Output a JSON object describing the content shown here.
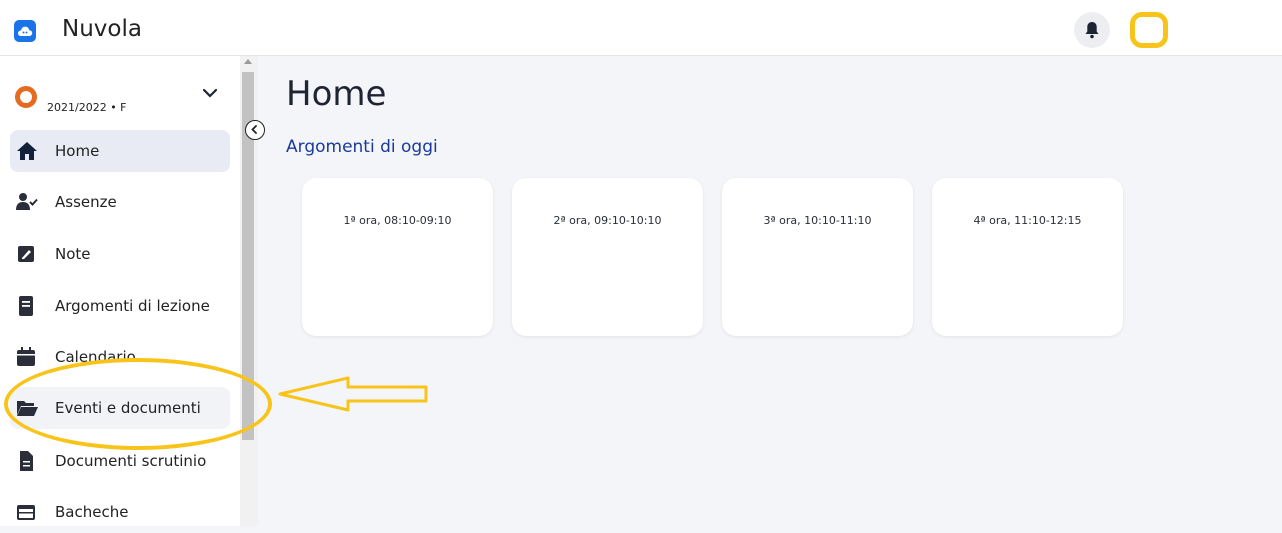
{
  "app": {
    "title": "Nuvola",
    "logo_icon": "cloud-icon",
    "brand_color": "#1a73e8"
  },
  "header": {
    "notification_icon": "bell-icon",
    "avatar_color": "#f8c41a"
  },
  "sidebar": {
    "school_year": "2021/2022 • F",
    "year_icon_color": "#e46b1f",
    "items": [
      {
        "label": "Home",
        "icon": "home-icon",
        "active": true
      },
      {
        "label": "Assenze",
        "icon": "user-check-icon"
      },
      {
        "label": "Note",
        "icon": "note-icon"
      },
      {
        "label": "Argomenti di lezione",
        "icon": "book-icon"
      },
      {
        "label": "Calendario",
        "icon": "calendar-icon"
      },
      {
        "label": "Eventi e documenti",
        "icon": "folder-open-icon",
        "highlighted": true
      },
      {
        "label": "Documenti scrutinio",
        "icon": "file-text-icon"
      },
      {
        "label": "Bacheche",
        "icon": "board-icon"
      }
    ]
  },
  "main": {
    "title": "Home",
    "section_title": "Argomenti di oggi",
    "accent_color": "#1a3a9c",
    "cards": [
      {
        "label": "1ª ora, 08:10-09:10"
      },
      {
        "label": "2ª ora, 09:10-10:10"
      },
      {
        "label": "3ª ora, 10:10-11:10"
      },
      {
        "label": "4ª ora, 11:10-12:15"
      }
    ]
  },
  "annotation": {
    "color": "#f8c41a"
  }
}
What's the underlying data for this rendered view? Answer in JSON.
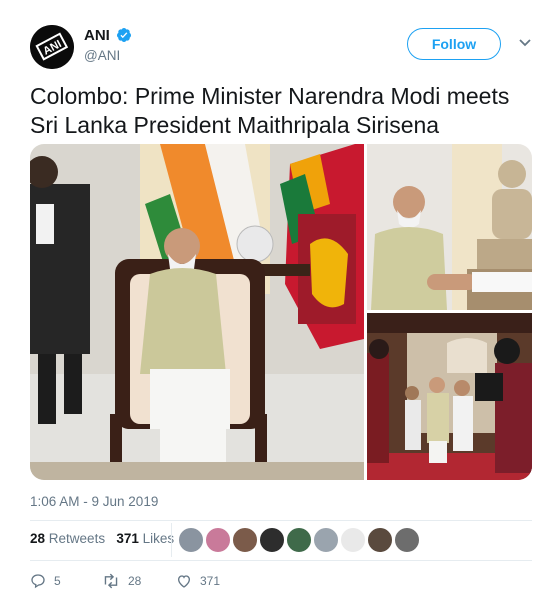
{
  "author": {
    "name": "ANI",
    "handle": "@ANI",
    "verified": true,
    "avatar_text": "ANI"
  },
  "follow_button": {
    "label": "Follow"
  },
  "tweet": {
    "text": "Colombo: Prime Minister Narendra Modi meets Sri Lanka President Maithripala Sirisena"
  },
  "timestamp": "1:06 AM - 9 Jun 2019",
  "stats": {
    "retweets_count": "28",
    "retweets_label": "Retweets",
    "likes_count": "371",
    "likes_label": "Likes"
  },
  "actions": {
    "reply_count": "5",
    "retweet_count": "28",
    "like_count": "371"
  },
  "colors": {
    "accent": "#1da1f2",
    "muted": "#657786",
    "text": "#14171a"
  }
}
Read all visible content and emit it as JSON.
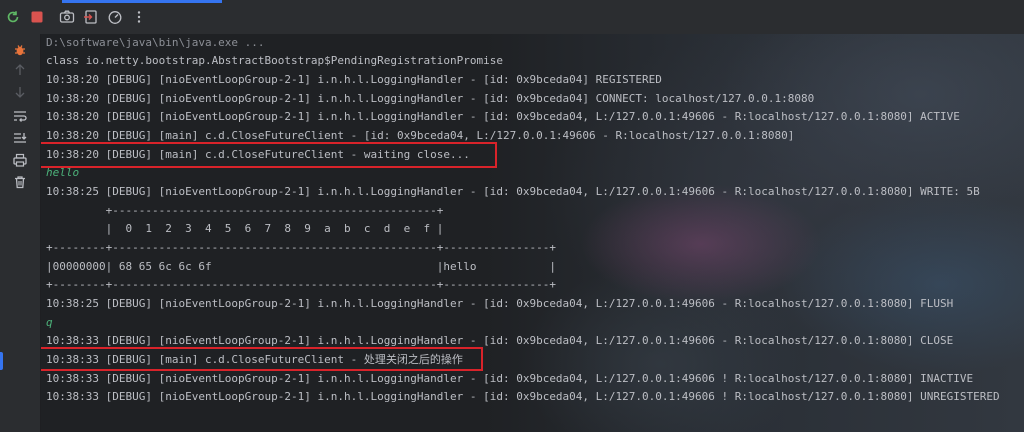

▶ [DIRECTIVE]: Reproduce the listing above from the line that contains "What's the underlying" through its final line, exactly and with nothing added. Omit the images.

▶ [ANSWER TO THE PROBLEM]:
What's the underlying data for this rendered view? Answer in JSON.
{
  "author": {
    "name": "ANI",
    "handle": "@ANI",
    "verified": true,
    "avatar_text": "ANI"
  },
  "follow_button": {
    "label": "Follow"
  },
  "tweet": {
    "text": "Colombo: Prime Minister Narendra Modi meets Sri Lanka President Maithripala Sirisena"
  },
  "timestamp": "1:06 AM - 9 Jun 2019",
  "stats": {
    "retweets_count": "28",
    "retweets_label": "Retweets",
    "likes_count": "371",
    "likes_label": "Likes"
  },
  "actions": {
    "reply_count": "5",
    "retweet_count": "28",
    "like_count": "371"
  },
  "colors": {
    "accent": "#1da1f2",
    "muted": "#657786",
    "text": "#14171a"
  }
}
Read all visible content and emit it as JSON.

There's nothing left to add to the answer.